▶ [Your instructions]: Review the material line by line. Identify and copy every line that contains the string "Jump".

[Stored data]
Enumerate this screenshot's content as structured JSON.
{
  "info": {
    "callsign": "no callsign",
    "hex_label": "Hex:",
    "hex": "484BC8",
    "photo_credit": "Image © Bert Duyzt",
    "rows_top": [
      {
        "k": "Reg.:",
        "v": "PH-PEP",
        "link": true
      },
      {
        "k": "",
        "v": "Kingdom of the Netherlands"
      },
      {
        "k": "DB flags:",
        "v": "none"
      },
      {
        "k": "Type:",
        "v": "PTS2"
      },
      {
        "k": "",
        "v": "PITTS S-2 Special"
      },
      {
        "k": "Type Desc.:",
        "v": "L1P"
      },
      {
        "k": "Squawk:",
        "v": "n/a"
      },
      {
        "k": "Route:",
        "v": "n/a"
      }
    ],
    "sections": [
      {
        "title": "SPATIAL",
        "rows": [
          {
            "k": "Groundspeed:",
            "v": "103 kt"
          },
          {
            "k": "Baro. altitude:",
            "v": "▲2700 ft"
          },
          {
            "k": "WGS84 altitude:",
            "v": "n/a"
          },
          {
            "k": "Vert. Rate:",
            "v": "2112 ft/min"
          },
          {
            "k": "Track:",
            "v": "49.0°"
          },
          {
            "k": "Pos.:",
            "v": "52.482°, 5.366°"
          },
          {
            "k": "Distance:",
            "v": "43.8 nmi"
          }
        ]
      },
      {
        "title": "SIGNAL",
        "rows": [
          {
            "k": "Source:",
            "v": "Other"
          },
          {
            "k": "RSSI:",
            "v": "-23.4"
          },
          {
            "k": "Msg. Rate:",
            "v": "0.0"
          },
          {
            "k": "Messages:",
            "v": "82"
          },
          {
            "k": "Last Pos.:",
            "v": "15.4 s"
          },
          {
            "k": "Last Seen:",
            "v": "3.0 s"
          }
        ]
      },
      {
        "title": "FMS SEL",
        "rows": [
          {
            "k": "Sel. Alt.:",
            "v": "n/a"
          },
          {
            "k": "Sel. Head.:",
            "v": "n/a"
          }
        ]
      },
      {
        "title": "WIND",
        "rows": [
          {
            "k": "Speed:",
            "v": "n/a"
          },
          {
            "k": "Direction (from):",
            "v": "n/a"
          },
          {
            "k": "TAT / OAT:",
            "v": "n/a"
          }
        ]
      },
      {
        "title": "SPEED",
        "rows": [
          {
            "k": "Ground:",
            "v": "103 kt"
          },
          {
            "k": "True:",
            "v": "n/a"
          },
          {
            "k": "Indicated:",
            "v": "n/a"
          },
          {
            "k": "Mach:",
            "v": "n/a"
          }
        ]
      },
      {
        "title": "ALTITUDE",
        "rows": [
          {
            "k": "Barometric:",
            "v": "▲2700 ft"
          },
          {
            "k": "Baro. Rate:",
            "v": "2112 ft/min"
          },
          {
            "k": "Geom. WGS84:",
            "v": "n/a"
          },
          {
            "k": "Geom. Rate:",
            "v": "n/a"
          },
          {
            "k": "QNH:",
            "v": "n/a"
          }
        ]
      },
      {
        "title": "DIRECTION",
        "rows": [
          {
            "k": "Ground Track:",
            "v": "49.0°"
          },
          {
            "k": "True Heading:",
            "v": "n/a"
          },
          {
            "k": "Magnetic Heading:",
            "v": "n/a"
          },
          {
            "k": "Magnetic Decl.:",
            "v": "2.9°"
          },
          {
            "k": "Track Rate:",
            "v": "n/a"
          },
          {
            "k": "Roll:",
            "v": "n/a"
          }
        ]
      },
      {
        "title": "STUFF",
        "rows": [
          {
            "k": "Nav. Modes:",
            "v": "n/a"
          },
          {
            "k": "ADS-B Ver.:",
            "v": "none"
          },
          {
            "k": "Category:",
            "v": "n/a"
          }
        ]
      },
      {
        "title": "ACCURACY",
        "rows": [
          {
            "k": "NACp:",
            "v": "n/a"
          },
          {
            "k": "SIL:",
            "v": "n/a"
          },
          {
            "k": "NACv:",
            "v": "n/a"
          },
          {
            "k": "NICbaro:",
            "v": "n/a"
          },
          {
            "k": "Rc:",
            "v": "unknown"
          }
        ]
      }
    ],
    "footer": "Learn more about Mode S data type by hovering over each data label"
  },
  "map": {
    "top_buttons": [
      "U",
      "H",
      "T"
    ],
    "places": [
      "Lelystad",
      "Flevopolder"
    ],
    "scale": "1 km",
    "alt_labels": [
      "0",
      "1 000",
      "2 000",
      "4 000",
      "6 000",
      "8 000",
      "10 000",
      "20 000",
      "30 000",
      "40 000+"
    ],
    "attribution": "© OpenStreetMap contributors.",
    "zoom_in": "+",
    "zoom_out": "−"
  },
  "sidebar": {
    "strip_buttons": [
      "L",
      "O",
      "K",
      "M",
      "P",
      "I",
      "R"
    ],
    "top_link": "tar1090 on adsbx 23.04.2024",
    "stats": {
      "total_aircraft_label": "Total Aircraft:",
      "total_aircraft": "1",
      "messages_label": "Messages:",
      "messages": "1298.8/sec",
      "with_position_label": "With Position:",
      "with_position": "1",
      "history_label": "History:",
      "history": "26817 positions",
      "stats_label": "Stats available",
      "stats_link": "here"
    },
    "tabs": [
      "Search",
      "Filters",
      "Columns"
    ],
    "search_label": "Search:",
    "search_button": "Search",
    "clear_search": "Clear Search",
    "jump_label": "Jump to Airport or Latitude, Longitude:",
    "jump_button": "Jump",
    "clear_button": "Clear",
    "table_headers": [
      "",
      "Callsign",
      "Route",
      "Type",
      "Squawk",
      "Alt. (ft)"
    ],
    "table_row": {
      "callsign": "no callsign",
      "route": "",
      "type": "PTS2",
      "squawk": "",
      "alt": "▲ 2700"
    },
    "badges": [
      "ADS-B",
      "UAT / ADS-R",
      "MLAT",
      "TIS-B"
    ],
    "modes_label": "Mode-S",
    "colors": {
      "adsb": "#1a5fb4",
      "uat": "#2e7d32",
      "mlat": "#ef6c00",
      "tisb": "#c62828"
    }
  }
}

▶ [Worked answer]:
    "jump_label": "Jump to Airport or Latitude, Longitude:",
    "jump_button": "Jump",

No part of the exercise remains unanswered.